An exact copy of every record is needed.
-- start Data to process --
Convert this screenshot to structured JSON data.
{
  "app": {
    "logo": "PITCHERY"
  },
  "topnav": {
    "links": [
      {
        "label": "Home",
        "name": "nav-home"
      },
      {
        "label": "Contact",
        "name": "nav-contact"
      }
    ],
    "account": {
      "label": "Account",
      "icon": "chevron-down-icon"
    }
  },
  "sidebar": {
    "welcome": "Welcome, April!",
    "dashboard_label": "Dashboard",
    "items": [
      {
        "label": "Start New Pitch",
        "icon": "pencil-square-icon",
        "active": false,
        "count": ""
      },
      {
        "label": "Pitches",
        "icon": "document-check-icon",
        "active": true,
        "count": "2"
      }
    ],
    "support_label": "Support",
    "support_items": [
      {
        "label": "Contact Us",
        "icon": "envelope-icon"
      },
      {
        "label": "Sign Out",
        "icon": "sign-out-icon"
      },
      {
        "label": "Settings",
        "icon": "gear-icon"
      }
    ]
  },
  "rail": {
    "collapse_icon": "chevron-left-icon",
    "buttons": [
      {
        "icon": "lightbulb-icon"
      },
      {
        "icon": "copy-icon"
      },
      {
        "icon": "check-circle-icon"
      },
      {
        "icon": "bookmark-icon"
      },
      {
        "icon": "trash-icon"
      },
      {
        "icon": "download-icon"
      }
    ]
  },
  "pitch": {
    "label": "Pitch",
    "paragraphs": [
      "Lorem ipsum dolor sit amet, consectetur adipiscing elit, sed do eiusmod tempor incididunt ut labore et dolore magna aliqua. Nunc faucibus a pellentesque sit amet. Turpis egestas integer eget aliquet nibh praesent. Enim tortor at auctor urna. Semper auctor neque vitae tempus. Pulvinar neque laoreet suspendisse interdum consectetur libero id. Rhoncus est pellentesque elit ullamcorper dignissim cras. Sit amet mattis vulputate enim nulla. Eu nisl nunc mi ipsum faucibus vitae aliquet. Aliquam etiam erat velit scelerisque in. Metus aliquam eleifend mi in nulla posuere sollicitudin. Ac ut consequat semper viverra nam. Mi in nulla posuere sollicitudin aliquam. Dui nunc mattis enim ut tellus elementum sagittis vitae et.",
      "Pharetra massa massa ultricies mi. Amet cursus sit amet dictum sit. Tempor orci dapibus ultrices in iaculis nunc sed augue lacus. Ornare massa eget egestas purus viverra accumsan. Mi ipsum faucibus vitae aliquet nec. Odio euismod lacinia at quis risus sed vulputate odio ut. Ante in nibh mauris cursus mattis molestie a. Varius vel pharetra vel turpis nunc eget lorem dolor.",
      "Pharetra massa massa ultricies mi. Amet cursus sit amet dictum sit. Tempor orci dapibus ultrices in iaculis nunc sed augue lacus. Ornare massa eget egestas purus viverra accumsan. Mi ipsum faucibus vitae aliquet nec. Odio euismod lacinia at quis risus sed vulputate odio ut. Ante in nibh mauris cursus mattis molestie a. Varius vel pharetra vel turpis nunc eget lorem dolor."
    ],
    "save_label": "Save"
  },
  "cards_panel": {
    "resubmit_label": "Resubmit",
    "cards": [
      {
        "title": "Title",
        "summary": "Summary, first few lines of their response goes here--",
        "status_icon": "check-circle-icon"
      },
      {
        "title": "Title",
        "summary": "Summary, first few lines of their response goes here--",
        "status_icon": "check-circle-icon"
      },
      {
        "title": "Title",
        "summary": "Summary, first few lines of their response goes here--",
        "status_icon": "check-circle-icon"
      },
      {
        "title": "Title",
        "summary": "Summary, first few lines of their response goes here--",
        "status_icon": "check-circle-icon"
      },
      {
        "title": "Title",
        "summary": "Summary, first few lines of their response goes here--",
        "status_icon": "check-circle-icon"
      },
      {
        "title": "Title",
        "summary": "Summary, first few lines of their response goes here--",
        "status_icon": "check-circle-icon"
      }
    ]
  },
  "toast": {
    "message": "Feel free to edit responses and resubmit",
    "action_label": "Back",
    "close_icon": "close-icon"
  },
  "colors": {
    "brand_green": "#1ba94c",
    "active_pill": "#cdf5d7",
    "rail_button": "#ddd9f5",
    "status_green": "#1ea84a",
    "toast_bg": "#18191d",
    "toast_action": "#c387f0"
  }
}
-- end Data to process --
*Expected output*:
Convert this screenshot to structured JSON data.
{
  "app": {
    "logo": "PITCHERY"
  },
  "topnav": {
    "links": [
      {
        "label": "Home",
        "name": "nav-home"
      },
      {
        "label": "Contact",
        "name": "nav-contact"
      }
    ],
    "account": {
      "label": "Account",
      "icon": "chevron-down-icon"
    }
  },
  "sidebar": {
    "welcome": "Welcome, April!",
    "dashboard_label": "Dashboard",
    "items": [
      {
        "label": "Start New Pitch",
        "icon": "pencil-square-icon",
        "active": false,
        "count": ""
      },
      {
        "label": "Pitches",
        "icon": "document-check-icon",
        "active": true,
        "count": "2"
      }
    ],
    "support_label": "Support",
    "support_items": [
      {
        "label": "Contact Us",
        "icon": "envelope-icon"
      },
      {
        "label": "Sign Out",
        "icon": "sign-out-icon"
      },
      {
        "label": "Settings",
        "icon": "gear-icon"
      }
    ]
  },
  "rail": {
    "collapse_icon": "chevron-left-icon",
    "buttons": [
      {
        "icon": "lightbulb-icon"
      },
      {
        "icon": "copy-icon"
      },
      {
        "icon": "check-circle-icon"
      },
      {
        "icon": "bookmark-icon"
      },
      {
        "icon": "trash-icon"
      },
      {
        "icon": "download-icon"
      }
    ]
  },
  "pitch": {
    "label": "Pitch",
    "paragraphs": [
      "Lorem ipsum dolor sit amet, consectetur adipiscing elit, sed do eiusmod tempor incididunt ut labore et dolore magna aliqua. Nunc faucibus a pellentesque sit amet. Turpis egestas integer eget aliquet nibh praesent. Enim tortor at auctor urna. Semper auctor neque vitae tempus. Pulvinar neque laoreet suspendisse interdum consectetur libero id. Rhoncus est pellentesque elit ullamcorper dignissim cras. Sit amet mattis vulputate enim nulla. Eu nisl nunc mi ipsum faucibus vitae aliquet. Aliquam etiam erat velit scelerisque in. Metus aliquam eleifend mi in nulla posuere sollicitudin. Ac ut consequat semper viverra nam. Mi in nulla posuere sollicitudin aliquam. Dui nunc mattis enim ut tellus elementum sagittis vitae et.",
      "Pharetra massa massa ultricies mi. Amet cursus sit amet dictum sit. Tempor orci dapibus ultrices in iaculis nunc sed augue lacus. Ornare massa eget egestas purus viverra accumsan. Mi ipsum faucibus vitae aliquet nec. Odio euismod lacinia at quis risus sed vulputate odio ut. Ante in nibh mauris cursus mattis molestie a. Varius vel pharetra vel turpis nunc eget lorem dolor.",
      "Pharetra massa massa ultricies mi. Amet cursus sit amet dictum sit. Tempor orci dapibus ultrices in iaculis nunc sed augue lacus. Ornare massa eget egestas purus viverra accumsan. Mi ipsum faucibus vitae aliquet nec. Odio euismod lacinia at quis risus sed vulputate odio ut. Ante in nibh mauris cursus mattis molestie a. Varius vel pharetra vel turpis nunc eget lorem dolor."
    ],
    "save_label": "Save"
  },
  "cards_panel": {
    "resubmit_label": "Resubmit",
    "cards": [
      {
        "title": "Title",
        "summary": "Summary, first few lines of their response goes here--",
        "status_icon": "check-circle-icon"
      },
      {
        "title": "Title",
        "summary": "Summary, first few lines of their response goes here--",
        "status_icon": "check-circle-icon"
      },
      {
        "title": "Title",
        "summary": "Summary, first few lines of their response goes here--",
        "status_icon": "check-circle-icon"
      },
      {
        "title": "Title",
        "summary": "Summary, first few lines of their response goes here--",
        "status_icon": "check-circle-icon"
      },
      {
        "title": "Title",
        "summary": "Summary, first few lines of their response goes here--",
        "status_icon": "check-circle-icon"
      },
      {
        "title": "Title",
        "summary": "Summary, first few lines of their response goes here--",
        "status_icon": "check-circle-icon"
      }
    ]
  },
  "toast": {
    "message": "Feel free to edit responses and resubmit",
    "action_label": "Back",
    "close_icon": "close-icon"
  },
  "colors": {
    "brand_green": "#1ba94c",
    "active_pill": "#cdf5d7",
    "rail_button": "#ddd9f5",
    "status_green": "#1ea84a",
    "toast_bg": "#18191d",
    "toast_action": "#c387f0"
  }
}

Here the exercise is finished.